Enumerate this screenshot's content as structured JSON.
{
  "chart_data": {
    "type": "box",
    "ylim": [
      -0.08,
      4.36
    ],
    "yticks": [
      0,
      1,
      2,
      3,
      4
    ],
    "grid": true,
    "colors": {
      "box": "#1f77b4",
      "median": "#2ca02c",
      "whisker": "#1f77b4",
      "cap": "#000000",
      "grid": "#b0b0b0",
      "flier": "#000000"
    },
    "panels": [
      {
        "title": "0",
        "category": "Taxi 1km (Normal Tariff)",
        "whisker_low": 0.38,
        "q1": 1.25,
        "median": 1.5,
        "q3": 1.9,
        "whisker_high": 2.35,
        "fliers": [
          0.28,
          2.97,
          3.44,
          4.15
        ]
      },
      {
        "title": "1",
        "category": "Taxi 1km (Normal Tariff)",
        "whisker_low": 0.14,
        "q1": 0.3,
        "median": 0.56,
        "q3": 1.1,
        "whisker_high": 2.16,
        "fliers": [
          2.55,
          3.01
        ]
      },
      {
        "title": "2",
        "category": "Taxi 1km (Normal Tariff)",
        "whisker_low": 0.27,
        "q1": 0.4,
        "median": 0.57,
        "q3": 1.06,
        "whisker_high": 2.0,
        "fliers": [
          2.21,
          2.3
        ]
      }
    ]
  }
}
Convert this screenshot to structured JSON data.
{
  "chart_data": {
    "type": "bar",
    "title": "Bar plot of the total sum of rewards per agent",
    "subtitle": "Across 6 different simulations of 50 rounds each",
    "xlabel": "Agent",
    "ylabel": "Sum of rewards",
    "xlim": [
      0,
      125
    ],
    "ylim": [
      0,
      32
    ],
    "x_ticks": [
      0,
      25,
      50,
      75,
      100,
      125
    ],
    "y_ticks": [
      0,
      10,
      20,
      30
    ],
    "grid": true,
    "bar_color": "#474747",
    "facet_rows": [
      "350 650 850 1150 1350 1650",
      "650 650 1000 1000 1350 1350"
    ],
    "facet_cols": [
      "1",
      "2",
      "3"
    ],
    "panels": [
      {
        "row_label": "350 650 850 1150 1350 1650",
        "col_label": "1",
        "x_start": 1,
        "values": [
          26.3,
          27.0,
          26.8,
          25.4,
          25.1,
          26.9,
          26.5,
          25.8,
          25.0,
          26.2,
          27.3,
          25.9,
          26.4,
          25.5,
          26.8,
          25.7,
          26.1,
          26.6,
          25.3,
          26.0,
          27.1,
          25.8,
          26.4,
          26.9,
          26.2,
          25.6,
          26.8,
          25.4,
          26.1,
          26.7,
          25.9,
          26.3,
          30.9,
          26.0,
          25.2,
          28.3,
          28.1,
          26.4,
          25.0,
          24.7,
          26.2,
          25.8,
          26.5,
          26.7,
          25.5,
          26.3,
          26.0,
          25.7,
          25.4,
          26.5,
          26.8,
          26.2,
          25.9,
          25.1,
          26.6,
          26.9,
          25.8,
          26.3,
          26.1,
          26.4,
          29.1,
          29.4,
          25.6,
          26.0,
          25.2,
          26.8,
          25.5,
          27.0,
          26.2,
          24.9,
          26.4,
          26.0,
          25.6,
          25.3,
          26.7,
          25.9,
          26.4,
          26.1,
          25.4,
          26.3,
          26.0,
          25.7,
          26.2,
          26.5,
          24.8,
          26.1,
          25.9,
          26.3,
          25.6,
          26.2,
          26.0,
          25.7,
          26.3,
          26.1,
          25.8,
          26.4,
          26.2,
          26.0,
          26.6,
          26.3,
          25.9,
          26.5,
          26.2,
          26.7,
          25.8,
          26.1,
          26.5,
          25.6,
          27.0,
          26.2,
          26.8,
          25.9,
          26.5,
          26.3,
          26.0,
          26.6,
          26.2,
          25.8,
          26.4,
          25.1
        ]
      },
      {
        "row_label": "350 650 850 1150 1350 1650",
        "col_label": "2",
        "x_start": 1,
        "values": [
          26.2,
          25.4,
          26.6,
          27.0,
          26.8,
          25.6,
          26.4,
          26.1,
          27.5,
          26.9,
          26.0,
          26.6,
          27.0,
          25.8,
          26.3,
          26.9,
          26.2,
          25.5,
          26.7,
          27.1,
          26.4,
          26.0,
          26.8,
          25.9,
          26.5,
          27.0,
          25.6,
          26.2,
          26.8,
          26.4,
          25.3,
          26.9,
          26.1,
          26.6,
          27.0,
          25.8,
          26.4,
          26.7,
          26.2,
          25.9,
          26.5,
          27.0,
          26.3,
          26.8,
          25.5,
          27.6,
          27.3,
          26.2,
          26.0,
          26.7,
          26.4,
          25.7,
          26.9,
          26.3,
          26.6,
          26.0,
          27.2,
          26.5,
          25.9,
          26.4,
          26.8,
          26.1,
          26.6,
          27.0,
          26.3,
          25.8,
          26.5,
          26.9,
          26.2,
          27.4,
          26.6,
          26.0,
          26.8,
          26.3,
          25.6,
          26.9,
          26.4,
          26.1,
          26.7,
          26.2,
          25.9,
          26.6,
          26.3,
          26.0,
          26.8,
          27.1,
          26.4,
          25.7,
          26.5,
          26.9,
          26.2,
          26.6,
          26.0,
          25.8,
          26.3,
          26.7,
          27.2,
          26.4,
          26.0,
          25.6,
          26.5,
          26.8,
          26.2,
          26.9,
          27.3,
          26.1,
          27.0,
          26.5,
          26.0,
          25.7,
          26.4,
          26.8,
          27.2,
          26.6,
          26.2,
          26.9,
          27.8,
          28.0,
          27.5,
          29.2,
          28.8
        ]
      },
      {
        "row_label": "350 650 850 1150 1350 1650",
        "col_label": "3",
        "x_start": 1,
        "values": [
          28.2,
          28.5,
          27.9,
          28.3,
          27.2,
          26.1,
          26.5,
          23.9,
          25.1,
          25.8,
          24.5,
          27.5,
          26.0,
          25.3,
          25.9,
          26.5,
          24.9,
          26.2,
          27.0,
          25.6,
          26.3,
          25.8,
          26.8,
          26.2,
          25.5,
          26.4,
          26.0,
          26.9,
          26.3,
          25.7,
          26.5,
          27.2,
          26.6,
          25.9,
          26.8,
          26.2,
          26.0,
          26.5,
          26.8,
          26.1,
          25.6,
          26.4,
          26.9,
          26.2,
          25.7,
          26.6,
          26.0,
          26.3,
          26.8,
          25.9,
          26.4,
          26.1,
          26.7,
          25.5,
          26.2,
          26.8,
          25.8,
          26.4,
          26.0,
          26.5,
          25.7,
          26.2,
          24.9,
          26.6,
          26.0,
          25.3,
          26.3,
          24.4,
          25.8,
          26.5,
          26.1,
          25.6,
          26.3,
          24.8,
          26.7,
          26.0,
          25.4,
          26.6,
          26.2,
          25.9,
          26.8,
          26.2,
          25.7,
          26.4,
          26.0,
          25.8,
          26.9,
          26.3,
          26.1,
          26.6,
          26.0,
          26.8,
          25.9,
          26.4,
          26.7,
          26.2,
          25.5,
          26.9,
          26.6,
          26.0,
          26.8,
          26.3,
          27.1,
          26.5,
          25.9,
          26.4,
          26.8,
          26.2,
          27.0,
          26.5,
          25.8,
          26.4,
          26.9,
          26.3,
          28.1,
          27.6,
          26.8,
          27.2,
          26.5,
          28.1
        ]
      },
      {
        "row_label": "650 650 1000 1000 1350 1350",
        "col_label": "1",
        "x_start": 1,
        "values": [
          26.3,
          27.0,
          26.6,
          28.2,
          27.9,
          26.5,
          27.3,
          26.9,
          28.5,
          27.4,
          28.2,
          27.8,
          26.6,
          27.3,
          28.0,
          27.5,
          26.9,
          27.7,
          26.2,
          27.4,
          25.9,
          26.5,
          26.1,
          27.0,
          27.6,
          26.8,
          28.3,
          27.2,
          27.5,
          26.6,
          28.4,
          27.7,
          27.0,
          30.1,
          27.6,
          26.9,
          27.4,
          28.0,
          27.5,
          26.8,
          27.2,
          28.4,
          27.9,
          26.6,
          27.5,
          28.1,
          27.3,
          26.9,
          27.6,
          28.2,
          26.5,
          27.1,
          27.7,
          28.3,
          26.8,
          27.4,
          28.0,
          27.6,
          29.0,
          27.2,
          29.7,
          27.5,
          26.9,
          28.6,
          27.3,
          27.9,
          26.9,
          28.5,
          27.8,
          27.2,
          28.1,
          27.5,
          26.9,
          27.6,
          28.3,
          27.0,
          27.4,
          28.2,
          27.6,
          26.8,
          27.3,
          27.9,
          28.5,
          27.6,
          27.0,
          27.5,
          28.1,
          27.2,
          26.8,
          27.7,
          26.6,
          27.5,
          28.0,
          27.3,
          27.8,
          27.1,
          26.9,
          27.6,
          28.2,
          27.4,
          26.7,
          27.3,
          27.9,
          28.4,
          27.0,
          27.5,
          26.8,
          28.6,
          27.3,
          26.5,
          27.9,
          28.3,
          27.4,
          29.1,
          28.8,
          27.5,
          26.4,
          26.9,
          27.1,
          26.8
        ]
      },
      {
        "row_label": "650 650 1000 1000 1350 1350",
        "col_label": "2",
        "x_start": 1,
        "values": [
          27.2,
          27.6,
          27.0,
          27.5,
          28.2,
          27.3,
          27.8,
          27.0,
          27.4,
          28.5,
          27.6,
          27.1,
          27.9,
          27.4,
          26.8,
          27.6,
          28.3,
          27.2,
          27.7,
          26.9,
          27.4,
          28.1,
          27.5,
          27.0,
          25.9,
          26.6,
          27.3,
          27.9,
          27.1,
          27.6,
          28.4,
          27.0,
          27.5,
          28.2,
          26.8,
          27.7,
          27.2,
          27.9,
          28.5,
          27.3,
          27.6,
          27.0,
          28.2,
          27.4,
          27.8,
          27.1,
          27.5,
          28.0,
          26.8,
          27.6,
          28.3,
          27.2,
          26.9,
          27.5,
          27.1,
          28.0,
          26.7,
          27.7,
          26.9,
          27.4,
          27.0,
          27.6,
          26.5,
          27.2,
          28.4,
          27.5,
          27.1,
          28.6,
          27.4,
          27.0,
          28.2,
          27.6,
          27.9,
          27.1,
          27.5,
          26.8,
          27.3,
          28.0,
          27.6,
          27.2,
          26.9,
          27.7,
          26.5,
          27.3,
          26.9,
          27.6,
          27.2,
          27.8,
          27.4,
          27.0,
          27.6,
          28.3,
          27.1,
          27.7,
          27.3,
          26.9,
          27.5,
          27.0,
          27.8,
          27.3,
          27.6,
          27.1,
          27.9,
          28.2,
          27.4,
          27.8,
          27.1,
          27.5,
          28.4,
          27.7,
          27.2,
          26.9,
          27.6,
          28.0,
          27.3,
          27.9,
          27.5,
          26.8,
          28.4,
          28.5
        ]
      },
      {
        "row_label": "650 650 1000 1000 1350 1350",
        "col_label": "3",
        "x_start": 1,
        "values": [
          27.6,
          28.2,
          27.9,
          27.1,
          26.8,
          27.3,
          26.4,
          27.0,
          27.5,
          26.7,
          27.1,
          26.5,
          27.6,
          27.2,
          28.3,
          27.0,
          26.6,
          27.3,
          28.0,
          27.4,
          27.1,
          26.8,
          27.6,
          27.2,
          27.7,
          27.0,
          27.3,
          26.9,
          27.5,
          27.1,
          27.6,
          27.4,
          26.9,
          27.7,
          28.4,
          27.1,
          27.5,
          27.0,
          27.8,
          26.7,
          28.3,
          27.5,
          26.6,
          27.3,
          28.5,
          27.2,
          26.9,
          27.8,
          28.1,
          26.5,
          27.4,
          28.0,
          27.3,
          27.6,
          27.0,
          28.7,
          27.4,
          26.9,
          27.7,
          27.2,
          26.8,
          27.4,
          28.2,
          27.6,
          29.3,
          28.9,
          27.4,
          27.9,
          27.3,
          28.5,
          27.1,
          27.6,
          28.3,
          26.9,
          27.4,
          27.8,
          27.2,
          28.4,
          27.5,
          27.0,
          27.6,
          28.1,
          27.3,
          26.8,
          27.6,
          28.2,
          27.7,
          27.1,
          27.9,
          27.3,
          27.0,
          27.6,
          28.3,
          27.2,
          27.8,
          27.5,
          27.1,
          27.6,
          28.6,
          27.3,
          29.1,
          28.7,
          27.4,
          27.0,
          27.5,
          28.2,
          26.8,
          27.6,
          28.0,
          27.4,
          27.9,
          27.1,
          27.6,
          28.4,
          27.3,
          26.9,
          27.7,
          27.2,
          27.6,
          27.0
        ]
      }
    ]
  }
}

Task directions. Select all lines in the listing that include the word "screenshot".

Correct output.
Enumerate this screenshot's content as structured JSON.
Convert this screenshot to structured JSON data.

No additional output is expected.